→ Work required: From the listing below, extract each entry exactly as written, minus the images.

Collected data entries
* Begin *

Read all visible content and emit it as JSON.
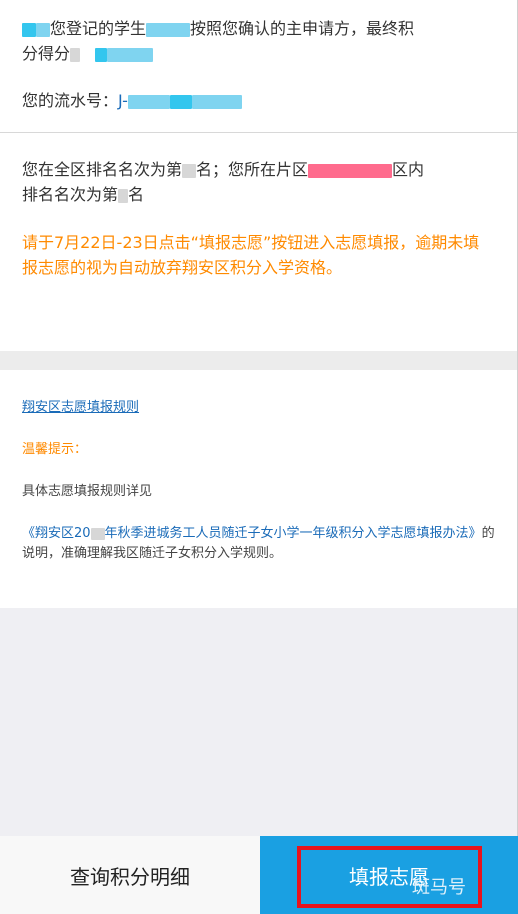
{
  "result": {
    "line1_before": "您登记的学生",
    "line1_after": "按照您确认的主申请方，最终积",
    "line2_before": "分得分",
    "serial_label": "您的流水号：",
    "serial_prefix": "J-"
  },
  "ranking": {
    "part1": "您在全区排名名次为第",
    "part2": "名；您所在片区",
    "part3": "区内",
    "part4": "排名名次为第",
    "part5": "名",
    "notice": "请于7月22日-23日点击“填报志愿”按钮进入志愿填报，逾期未填报志愿的视为自动放弃翔安区积分入学资格。"
  },
  "rules": {
    "link": "翔安区志愿填报规则",
    "tip_title": "温馨提示：",
    "tip_line": "具体志愿填报规则详见",
    "doc_title_a": "《翔安区20",
    "doc_title_b": "年秋季进城务工人员随迁子女小学一年级积分入学志愿填报办法》",
    "doc_tail": "的说明，准确理解我区随迁子女积分入学规则。"
  },
  "footer": {
    "query_label": "查询积分明细",
    "fill_label": "填报志愿",
    "watermark": "斑马号"
  },
  "colors": {
    "accent_blue": "#1aa0e2",
    "notice_orange": "#ff8a00",
    "link_blue": "#1a6bb8",
    "highlight_red": "#e8131d"
  }
}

* End *

→ Problem solution:
Read all visible content and emit it as JSON.
{
  "result": {
    "line1_before": "您登记的学生",
    "line1_after": "按照您确认的主申请方，最终积",
    "line2_before": "分得分",
    "serial_label": "您的流水号：",
    "serial_prefix": "J-"
  },
  "ranking": {
    "part1": "您在全区排名名次为第",
    "part2": "名；您所在片区",
    "part3": "区内",
    "part4": "排名名次为第",
    "part5": "名",
    "notice": "请于7月22日-23日点击“填报志愿”按钮进入志愿填报，逾期未填报志愿的视为自动放弃翔安区积分入学资格。"
  },
  "rules": {
    "link": "翔安区志愿填报规则",
    "tip_title": "温馨提示：",
    "tip_line": "具体志愿填报规则详见",
    "doc_title_a": "《翔安区20",
    "doc_title_b": "年秋季进城务工人员随迁子女小学一年级积分入学志愿填报办法》",
    "doc_tail": "的说明，准确理解我区随迁子女积分入学规则。"
  },
  "footer": {
    "query_label": "查询积分明细",
    "fill_label": "填报志愿",
    "watermark": "斑马号"
  },
  "colors": {
    "accent_blue": "#1aa0e2",
    "notice_orange": "#ff8a00",
    "link_blue": "#1a6bb8",
    "highlight_red": "#e8131d"
  }
}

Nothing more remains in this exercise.